== Available records

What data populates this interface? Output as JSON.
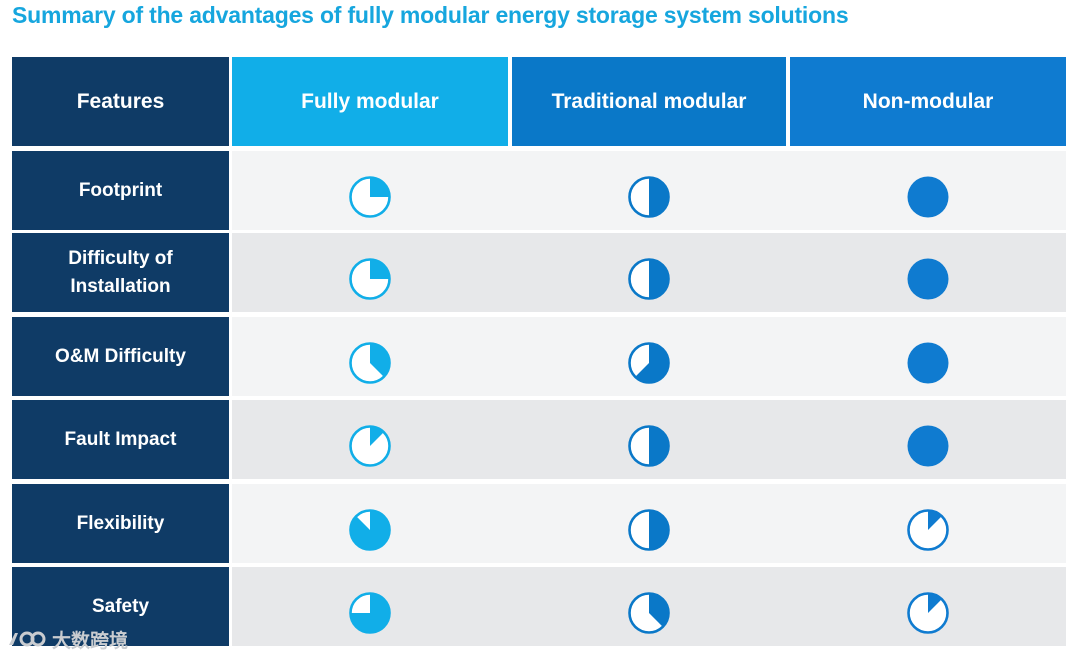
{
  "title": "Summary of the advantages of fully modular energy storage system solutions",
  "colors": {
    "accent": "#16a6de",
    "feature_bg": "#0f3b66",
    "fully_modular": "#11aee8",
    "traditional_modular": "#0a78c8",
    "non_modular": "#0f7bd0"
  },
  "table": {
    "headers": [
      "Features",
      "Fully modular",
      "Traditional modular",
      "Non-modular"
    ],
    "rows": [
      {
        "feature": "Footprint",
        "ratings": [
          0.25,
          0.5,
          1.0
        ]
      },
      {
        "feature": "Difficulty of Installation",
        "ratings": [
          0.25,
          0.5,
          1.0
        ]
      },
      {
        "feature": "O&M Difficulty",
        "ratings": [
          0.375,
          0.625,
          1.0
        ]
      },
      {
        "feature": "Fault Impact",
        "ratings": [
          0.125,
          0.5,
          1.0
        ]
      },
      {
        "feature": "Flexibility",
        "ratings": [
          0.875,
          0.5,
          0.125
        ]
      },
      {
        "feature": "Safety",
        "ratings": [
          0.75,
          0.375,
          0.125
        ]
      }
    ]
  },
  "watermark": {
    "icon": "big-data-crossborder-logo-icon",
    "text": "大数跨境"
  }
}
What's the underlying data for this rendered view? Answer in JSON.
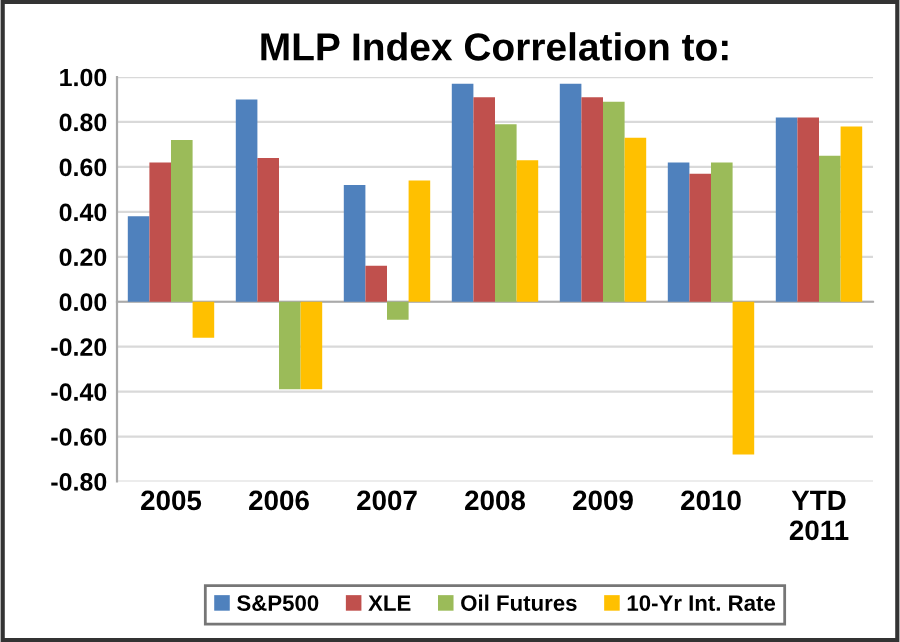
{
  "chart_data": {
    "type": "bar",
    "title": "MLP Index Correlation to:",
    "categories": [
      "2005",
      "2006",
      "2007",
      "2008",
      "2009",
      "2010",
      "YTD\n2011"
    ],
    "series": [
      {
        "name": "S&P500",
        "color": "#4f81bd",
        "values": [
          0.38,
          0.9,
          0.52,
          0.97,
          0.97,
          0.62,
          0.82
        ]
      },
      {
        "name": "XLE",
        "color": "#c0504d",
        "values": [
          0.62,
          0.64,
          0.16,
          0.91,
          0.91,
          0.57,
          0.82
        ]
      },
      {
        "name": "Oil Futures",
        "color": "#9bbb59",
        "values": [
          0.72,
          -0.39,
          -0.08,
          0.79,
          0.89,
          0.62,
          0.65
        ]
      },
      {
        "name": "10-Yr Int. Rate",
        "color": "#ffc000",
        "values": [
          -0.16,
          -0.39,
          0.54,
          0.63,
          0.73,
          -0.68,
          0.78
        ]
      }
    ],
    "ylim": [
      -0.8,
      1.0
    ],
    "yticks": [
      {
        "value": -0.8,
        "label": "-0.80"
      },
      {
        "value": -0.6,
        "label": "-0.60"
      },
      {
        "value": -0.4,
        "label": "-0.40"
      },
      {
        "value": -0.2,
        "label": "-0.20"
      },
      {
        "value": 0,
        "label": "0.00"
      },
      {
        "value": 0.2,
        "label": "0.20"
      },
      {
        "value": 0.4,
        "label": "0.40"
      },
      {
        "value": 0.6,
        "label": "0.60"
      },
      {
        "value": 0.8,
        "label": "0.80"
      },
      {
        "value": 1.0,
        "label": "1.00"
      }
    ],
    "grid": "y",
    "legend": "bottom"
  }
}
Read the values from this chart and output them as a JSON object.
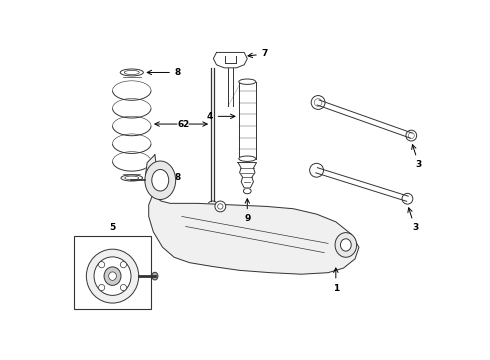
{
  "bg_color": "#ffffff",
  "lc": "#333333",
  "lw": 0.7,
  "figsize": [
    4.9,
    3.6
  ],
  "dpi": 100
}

====

• Your instructions
The records above need to be given again exactly. Omit the pictures.

• Solution to the exercise
What data populates this interface? Output as JSON.
{
  "title": "Summary of the advantages of fully modular energy storage system solutions",
  "colors": {
    "accent": "#16a6de",
    "feature_bg": "#0f3b66",
    "fully_modular": "#11aee8",
    "traditional_modular": "#0a78c8",
    "non_modular": "#0f7bd0"
  },
  "table": {
    "headers": [
      "Features",
      "Fully modular",
      "Traditional modular",
      "Non-modular"
    ],
    "rows": [
      {
        "feature": "Footprint",
        "ratings": [
          0.25,
          0.5,
          1.0
        ]
      },
      {
        "feature": "Difficulty of Installation",
        "ratings": [
          0.25,
          0.5,
          1.0
        ]
      },
      {
        "feature": "O&M Difficulty",
        "ratings": [
          0.375,
          0.625,
          1.0
        ]
      },
      {
        "feature": "Fault Impact",
        "ratings": [
          0.125,
          0.5,
          1.0
        ]
      },
      {
        "feature": "Flexibility",
        "ratings": [
          0.875,
          0.5,
          0.125
        ]
      },
      {
        "feature": "Safety",
        "ratings": [
          0.75,
          0.375,
          0.125
        ]
      }
    ]
  },
  "watermark": {
    "icon": "big-data-crossborder-logo-icon",
    "text": "大数跨境"
  }
}
What's the underlying data for this rendered view? Answer in JSON.
{
  "chart_data": {
    "type": "bar",
    "title": "MLP Index Correlation to:",
    "categories": [
      "2005",
      "2006",
      "2007",
      "2008",
      "2009",
      "2010",
      "YTD\n2011"
    ],
    "series": [
      {
        "name": "S&P500",
        "color": "#4f81bd",
        "values": [
          0.38,
          0.9,
          0.52,
          0.97,
          0.97,
          0.62,
          0.82
        ]
      },
      {
        "name": "XLE",
        "color": "#c0504d",
        "values": [
          0.62,
          0.64,
          0.16,
          0.91,
          0.91,
          0.57,
          0.82
        ]
      },
      {
        "name": "Oil Futures",
        "color": "#9bbb59",
        "values": [
          0.72,
          -0.39,
          -0.08,
          0.79,
          0.89,
          0.62,
          0.65
        ]
      },
      {
        "name": "10-Yr Int. Rate",
        "color": "#ffc000",
        "values": [
          -0.16,
          -0.39,
          0.54,
          0.63,
          0.73,
          -0.68,
          0.78
        ]
      }
    ],
    "ylim": [
      -0.8,
      1.0
    ],
    "yticks": [
      {
        "value": -0.8,
        "label": "-0.80"
      },
      {
        "value": -0.6,
        "label": "-0.60"
      },
      {
        "value": -0.4,
        "label": "-0.40"
      },
      {
        "value": -0.2,
        "label": "-0.20"
      },
      {
        "value": 0,
        "label": "0.00"
      },
      {
        "value": 0.2,
        "label": "0.20"
      },
      {
        "value": 0.4,
        "label": "0.40"
      },
      {
        "value": 0.6,
        "label": "0.60"
      },
      {
        "value": 0.8,
        "label": "0.80"
      },
      {
        "value": 1.0,
        "label": "1.00"
      }
    ],
    "grid": "y",
    "legend": "bottom"
  }
}
Read the values from this chart and output them as a JSON object.
{
  "bg_color": "#ffffff",
  "lc": "#333333",
  "lw": 0.7,
  "figsize": [
    4.9,
    3.6
  ],
  "dpi": 100
}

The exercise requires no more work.